**What is asked**
Set down the full listing exactly, character for character.

## Start

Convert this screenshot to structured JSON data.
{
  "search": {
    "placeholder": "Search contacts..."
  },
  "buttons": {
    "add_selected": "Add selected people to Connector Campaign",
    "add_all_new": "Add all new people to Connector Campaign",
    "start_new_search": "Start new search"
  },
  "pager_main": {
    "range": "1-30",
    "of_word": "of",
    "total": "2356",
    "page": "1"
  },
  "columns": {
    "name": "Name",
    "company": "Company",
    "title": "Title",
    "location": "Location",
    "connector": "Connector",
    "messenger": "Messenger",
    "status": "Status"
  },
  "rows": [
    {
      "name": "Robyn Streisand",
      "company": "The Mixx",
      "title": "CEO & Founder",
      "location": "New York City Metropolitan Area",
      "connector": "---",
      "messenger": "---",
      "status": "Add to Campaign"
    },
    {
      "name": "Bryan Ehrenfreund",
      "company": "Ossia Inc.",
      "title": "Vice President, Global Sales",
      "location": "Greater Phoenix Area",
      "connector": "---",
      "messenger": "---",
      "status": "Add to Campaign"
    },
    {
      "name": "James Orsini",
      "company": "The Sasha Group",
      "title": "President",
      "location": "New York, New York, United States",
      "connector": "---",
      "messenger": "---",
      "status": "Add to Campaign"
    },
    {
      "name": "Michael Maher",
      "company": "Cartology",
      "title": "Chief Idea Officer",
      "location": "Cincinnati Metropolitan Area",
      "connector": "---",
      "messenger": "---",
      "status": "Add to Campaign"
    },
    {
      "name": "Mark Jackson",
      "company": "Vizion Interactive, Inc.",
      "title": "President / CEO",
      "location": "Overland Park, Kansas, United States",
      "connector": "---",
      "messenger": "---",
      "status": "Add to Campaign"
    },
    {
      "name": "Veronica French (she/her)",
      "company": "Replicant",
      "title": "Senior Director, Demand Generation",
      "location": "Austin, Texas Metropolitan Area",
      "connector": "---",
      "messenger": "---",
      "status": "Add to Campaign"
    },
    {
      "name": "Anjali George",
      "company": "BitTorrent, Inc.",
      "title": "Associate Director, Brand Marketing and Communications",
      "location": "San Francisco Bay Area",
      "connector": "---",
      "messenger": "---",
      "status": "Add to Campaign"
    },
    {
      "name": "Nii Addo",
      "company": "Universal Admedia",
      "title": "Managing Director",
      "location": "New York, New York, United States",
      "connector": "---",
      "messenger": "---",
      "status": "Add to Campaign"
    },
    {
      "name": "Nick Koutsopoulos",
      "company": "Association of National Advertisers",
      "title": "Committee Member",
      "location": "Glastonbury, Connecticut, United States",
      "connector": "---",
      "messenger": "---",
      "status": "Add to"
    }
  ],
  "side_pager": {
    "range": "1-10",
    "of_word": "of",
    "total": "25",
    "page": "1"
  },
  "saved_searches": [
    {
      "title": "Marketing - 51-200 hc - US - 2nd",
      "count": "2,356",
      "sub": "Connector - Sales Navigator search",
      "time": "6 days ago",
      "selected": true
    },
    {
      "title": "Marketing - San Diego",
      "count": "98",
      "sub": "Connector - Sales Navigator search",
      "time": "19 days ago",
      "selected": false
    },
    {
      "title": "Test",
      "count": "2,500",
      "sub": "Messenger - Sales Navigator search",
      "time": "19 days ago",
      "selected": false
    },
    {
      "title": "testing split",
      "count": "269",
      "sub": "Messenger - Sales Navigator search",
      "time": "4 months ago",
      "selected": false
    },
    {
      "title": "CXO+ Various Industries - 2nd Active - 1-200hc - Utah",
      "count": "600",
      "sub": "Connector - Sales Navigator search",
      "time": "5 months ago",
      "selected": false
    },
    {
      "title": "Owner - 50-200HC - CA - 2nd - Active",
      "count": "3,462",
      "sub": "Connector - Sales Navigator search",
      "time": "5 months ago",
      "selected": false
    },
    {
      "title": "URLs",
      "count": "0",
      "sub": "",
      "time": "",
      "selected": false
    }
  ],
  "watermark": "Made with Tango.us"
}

## End

**Written reply**
Convert this screenshot to structured JSON data.
{
  "search": {
    "placeholder": "Search contacts..."
  },
  "buttons": {
    "add_selected": "Add selected people to Connector Campaign",
    "add_all_new": "Add all new people to Connector Campaign",
    "start_new_search": "Start new search"
  },
  "pager_main": {
    "range": "1-30",
    "of_word": "of",
    "total": "2356",
    "page": "1"
  },
  "columns": {
    "name": "Name",
    "company": "Company",
    "title": "Title",
    "location": "Location",
    "connector": "Connector",
    "messenger": "Messenger",
    "status": "Status"
  },
  "rows": [
    {
      "name": "Robyn Streisand",
      "company": "The Mixx",
      "title": "CEO & Founder",
      "location": "New York City Metropolitan Area",
      "connector": "---",
      "messenger": "---",
      "status": "Add to Campaign"
    },
    {
      "name": "Bryan Ehrenfreund",
      "company": "Ossia Inc.",
      "title": "Vice President, Global Sales",
      "location": "Greater Phoenix Area",
      "connector": "---",
      "messenger": "---",
      "status": "Add to Campaign"
    },
    {
      "name": "James Orsini",
      "company": "The Sasha Group",
      "title": "President",
      "location": "New York, New York, United States",
      "connector": "---",
      "messenger": "---",
      "status": "Add to Campaign"
    },
    {
      "name": "Michael Maher",
      "company": "Cartology",
      "title": "Chief Idea Officer",
      "location": "Cincinnati Metropolitan Area",
      "connector": "---",
      "messenger": "---",
      "status": "Add to Campaign"
    },
    {
      "name": "Mark Jackson",
      "company": "Vizion Interactive, Inc.",
      "title": "President / CEO",
      "location": "Overland Park, Kansas, United States",
      "connector": "---",
      "messenger": "---",
      "status": "Add to Campaign"
    },
    {
      "name": "Veronica French (she/her)",
      "company": "Replicant",
      "title": "Senior Director, Demand Generation",
      "location": "Austin, Texas Metropolitan Area",
      "connector": "---",
      "messenger": "---",
      "status": "Add to Campaign"
    },
    {
      "name": "Anjali George",
      "company": "BitTorrent, Inc.",
      "title": "Associate Director, Brand Marketing and Communications",
      "location": "San Francisco Bay Area",
      "connector": "---",
      "messenger": "---",
      "status": "Add to Campaign"
    },
    {
      "name": "Nii Addo",
      "company": "Universal Admedia",
      "title": "Managing Director",
      "location": "New York, New York, United States",
      "connector": "---",
      "messenger": "---",
      "status": "Add to Campaign"
    },
    {
      "name": "Nick Koutsopoulos",
      "company": "Association of National Advertisers",
      "title": "Committee Member",
      "location": "Glastonbury, Connecticut, United States",
      "connector": "---",
      "messenger": "---",
      "status": "Add to"
    }
  ],
  "side_pager": {
    "range": "1-10",
    "of_word": "of",
    "total": "25",
    "page": "1"
  },
  "saved_searches": [
    {
      "title": "Marketing - 51-200 hc - US - 2nd",
      "count": "2,356",
      "sub": "Connector - Sales Navigator search",
      "time": "6 days ago",
      "selected": true
    },
    {
      "title": "Marketing - San Diego",
      "count": "98",
      "sub": "Connector - Sales Navigator search",
      "time": "19 days ago",
      "selected": false
    },
    {
      "title": "Test",
      "count": "2,500",
      "sub": "Messenger - Sales Navigator search",
      "time": "19 days ago",
      "selected": false
    },
    {
      "title": "testing split",
      "count": "269",
      "sub": "Messenger - Sales Navigator search",
      "time": "4 months ago",
      "selected": false
    },
    {
      "title": "CXO+ Various Industries - 2nd Active - 1-200hc - Utah",
      "count": "600",
      "sub": "Connector - Sales Navigator search",
      "time": "5 months ago",
      "selected": false
    },
    {
      "title": "Owner - 50-200HC - CA - 2nd - Active",
      "count": "3,462",
      "sub": "Connector - Sales Navigator search",
      "time": "5 months ago",
      "selected": false
    },
    {
      "title": "URLs",
      "count": "0",
      "sub": "",
      "time": "",
      "selected": false
    }
  ],
  "watermark": "Made with Tango.us"
}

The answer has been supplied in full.